* **Tasks for this exercise**:
A. According to the page on children in the Vietnam War, how many Amerasians migrated to the United States under the 1987 Amerasian Homecoming Act?
B. Reproduce word for word the part of the page on children in the Vietnam War starting with "Before children would" and going on through "life in America.".

* **Selected extract**:
/---
Children in the Vietnam War

 Picture of children
Image is from The Adopt a Vietnam Web Site

This is a reflection on the child in "Fathering" by Bharati Mukherjee.

    According to War and Children, the children born from relationships between American servicemen and Vietnamese women may be the largest group of war children in the world.  Unlike most war children, the Amerasian children were given the right to migrate to the United States.
    In 1975, The Friends of Children of Viet Nam (FCVN) saw that the country of Vietnam was collapsing and milk and medicine for children were impossible to find.  These groups, with the reluctant agreement of President Gerald Ford, announced Operation Babylift would fly an estimated 70,000 orphans out of Vietnam with the 2 million dollars that a special foreign aid children’s fund had provided.  The orphans were both Vietnamese and Amerasian.  Thirty flights were planned to evacuate the orphans.  On April 3, planes began to fly the orphans out. 
     In Vietnam, children of American soldiers faced discrimination and poverty.  They were called the “dust of life,” and they were thought of as children of the enemy.  Many tried to hide their true identity and escaped discrimination by quitting school.  Most Amerasians had their fathers' looks but held Vietnamese culture, habits, and language.
    Under the 1987 Amerasian Homecoming Act, 25,000 Amerasians migrated to the United States and the number increases to nearly 89,000 when close relatives are included.
    Before children would come to the United States, they would participate in a training camp that would teach English and help to prepare them for life in America. 
    When arriving in the U.S., many children searched for their fathers.  When 244 Amerasians approached the Red Cross for assistance in their search, only 21 were found.  Of the 21 fathers found, 15 asked that their addresses to not be given out. 
    Life after arrival in the U.S. was not easy either.  Many Amerasians had self-destructive behavior, often mutilating themselves.  Many call this the “externalization of inner pain.”  When asked if they felt like Americans, Vietnamese, or others, 5% said American, 44% said Vietnamese, and 50% said other.  The other percentage could not identify with any of the options.  Many children never felt that they were a part of either country.
\---
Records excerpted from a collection
/---
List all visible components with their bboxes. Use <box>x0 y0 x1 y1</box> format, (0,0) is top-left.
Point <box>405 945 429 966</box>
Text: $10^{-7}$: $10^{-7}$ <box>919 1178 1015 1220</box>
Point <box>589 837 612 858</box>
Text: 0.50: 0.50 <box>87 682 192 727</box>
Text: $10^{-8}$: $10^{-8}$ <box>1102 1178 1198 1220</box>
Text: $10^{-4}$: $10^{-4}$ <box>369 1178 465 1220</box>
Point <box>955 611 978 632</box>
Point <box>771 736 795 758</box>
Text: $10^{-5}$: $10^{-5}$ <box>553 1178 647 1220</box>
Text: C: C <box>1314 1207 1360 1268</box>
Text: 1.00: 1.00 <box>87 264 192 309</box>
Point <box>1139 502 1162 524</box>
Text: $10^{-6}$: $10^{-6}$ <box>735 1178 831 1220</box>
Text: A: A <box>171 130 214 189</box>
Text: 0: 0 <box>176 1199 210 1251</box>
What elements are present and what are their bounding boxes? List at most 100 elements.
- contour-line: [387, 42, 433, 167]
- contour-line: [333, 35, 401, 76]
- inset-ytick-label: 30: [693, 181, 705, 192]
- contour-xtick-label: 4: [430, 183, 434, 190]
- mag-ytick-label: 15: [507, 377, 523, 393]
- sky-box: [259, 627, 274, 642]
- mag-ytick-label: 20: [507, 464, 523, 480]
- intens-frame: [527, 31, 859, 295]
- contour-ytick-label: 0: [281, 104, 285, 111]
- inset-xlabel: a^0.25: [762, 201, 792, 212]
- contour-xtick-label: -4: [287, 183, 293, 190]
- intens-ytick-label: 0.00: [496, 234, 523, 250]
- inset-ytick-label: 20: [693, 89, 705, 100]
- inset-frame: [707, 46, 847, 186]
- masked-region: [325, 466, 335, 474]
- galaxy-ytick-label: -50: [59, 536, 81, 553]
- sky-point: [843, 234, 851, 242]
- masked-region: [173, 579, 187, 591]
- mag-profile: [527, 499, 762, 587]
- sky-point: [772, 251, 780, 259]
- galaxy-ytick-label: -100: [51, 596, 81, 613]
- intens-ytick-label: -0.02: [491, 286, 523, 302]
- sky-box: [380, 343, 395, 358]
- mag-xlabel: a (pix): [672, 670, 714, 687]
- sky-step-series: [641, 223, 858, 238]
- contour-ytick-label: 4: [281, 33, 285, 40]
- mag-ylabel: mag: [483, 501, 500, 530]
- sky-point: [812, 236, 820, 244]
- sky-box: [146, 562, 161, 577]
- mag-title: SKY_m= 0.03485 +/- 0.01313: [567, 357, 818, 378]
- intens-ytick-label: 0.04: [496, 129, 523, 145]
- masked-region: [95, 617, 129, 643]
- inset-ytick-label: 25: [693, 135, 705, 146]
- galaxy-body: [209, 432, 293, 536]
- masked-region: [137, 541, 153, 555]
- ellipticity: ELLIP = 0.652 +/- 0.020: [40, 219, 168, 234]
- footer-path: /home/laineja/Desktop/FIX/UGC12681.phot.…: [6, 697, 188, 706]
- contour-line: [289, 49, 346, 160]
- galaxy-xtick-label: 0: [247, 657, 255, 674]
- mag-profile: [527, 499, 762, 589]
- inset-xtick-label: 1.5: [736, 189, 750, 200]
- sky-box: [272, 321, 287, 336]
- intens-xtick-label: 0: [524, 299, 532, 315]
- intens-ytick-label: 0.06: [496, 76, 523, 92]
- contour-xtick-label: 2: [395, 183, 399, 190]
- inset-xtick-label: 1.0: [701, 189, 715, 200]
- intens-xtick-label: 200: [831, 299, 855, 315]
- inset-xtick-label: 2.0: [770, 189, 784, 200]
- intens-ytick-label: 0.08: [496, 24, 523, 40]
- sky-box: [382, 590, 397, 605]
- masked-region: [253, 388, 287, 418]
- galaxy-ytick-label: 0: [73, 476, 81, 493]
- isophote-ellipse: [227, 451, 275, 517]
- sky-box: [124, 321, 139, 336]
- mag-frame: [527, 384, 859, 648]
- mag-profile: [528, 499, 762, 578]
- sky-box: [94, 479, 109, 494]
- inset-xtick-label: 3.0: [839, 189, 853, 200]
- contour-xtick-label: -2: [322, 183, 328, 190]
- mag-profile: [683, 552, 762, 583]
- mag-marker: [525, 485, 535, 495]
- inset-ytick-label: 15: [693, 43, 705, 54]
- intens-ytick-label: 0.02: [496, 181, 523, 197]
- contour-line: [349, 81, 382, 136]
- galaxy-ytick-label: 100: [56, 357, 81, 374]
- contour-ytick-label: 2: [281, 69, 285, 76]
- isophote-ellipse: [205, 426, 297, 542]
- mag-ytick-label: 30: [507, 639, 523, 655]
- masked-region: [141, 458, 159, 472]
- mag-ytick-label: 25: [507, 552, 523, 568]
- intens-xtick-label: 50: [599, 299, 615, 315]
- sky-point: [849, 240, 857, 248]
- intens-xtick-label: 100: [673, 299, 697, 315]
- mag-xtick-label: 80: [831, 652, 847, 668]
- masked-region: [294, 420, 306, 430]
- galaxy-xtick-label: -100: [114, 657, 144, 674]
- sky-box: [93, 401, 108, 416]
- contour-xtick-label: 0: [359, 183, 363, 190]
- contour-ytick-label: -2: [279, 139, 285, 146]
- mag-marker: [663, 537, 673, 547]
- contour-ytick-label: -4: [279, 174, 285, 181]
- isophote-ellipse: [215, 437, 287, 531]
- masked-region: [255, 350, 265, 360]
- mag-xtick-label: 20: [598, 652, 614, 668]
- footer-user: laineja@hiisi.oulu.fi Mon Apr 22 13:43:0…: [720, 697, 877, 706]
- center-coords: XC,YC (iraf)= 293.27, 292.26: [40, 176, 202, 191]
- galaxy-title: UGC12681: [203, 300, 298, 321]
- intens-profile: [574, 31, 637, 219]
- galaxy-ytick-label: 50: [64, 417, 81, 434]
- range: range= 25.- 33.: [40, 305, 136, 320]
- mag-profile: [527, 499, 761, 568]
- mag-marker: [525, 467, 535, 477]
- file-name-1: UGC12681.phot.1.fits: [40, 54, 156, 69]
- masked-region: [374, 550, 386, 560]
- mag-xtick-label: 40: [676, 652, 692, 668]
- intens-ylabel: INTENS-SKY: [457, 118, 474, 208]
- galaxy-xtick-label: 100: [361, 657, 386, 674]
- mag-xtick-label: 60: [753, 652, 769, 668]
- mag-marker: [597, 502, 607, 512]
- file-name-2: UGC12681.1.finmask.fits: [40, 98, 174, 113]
\---
* **Answers for each item**:
A. 25,000 Amerasians.

B.
Before children would come to the United States, they would participate in a training camp that would teach English and help to prepare them for life in America.